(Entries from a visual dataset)
-*-

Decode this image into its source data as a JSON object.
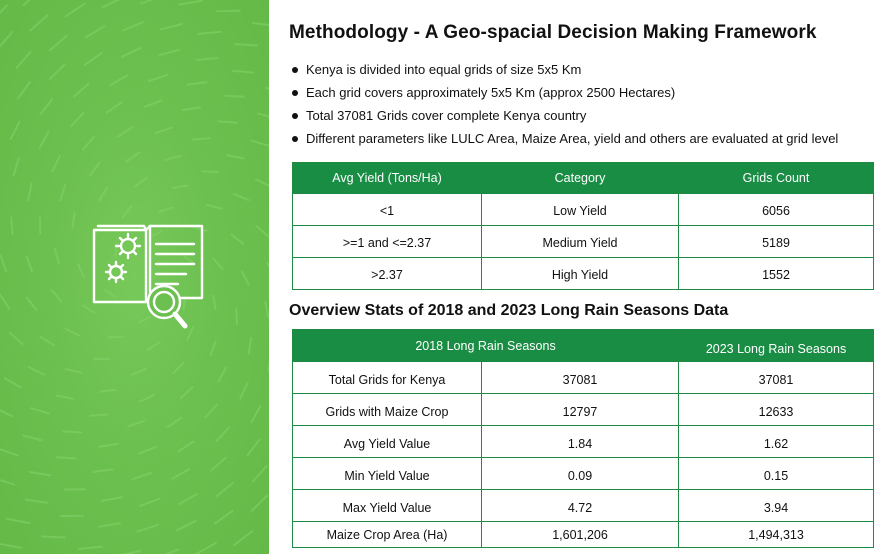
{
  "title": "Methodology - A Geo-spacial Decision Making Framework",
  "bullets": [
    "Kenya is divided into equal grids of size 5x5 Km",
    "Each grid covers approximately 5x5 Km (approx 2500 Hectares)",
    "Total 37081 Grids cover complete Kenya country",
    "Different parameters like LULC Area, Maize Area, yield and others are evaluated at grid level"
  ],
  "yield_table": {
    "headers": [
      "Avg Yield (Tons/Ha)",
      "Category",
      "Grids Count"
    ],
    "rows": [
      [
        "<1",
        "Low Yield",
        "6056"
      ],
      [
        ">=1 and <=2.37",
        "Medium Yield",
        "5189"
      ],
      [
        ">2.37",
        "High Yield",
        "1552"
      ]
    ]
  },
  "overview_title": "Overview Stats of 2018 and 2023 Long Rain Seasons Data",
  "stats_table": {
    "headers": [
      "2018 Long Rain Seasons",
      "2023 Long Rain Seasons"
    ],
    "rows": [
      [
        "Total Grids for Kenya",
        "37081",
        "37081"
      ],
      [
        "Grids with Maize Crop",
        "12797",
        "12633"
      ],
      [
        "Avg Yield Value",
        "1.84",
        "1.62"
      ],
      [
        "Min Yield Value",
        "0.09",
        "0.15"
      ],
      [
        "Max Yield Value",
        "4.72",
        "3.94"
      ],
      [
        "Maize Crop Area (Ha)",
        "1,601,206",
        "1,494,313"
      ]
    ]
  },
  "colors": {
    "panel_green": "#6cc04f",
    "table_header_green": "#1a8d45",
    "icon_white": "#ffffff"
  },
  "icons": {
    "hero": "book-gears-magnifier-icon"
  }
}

-*-

(Problem description) Transcribe every entry word for word, but skip the pictures.

(Written answer)
Decode this image into its source data as a JSON object.
{
  "title": "Methodology - A Geo-spacial Decision Making Framework",
  "bullets": [
    "Kenya is divided into equal grids of size 5x5 Km",
    "Each grid covers approximately 5x5 Km (approx 2500 Hectares)",
    "Total 37081 Grids cover complete Kenya country",
    "Different parameters like LULC Area, Maize Area, yield and others are evaluated at grid level"
  ],
  "yield_table": {
    "headers": [
      "Avg Yield (Tons/Ha)",
      "Category",
      "Grids Count"
    ],
    "rows": [
      [
        "<1",
        "Low Yield",
        "6056"
      ],
      [
        ">=1 and <=2.37",
        "Medium Yield",
        "5189"
      ],
      [
        ">2.37",
        "High Yield",
        "1552"
      ]
    ]
  },
  "overview_title": "Overview Stats of 2018 and 2023 Long Rain Seasons Data",
  "stats_table": {
    "headers": [
      "2018 Long Rain Seasons",
      "2023 Long Rain Seasons"
    ],
    "rows": [
      [
        "Total Grids for Kenya",
        "37081",
        "37081"
      ],
      [
        "Grids with Maize Crop",
        "12797",
        "12633"
      ],
      [
        "Avg Yield Value",
        "1.84",
        "1.62"
      ],
      [
        "Min Yield Value",
        "0.09",
        "0.15"
      ],
      [
        "Max Yield Value",
        "4.72",
        "3.94"
      ],
      [
        "Maize Crop Area (Ha)",
        "1,601,206",
        "1,494,313"
      ]
    ]
  },
  "colors": {
    "panel_green": "#6cc04f",
    "table_header_green": "#1a8d45",
    "icon_white": "#ffffff"
  },
  "icons": {
    "hero": "book-gears-magnifier-icon"
  }
}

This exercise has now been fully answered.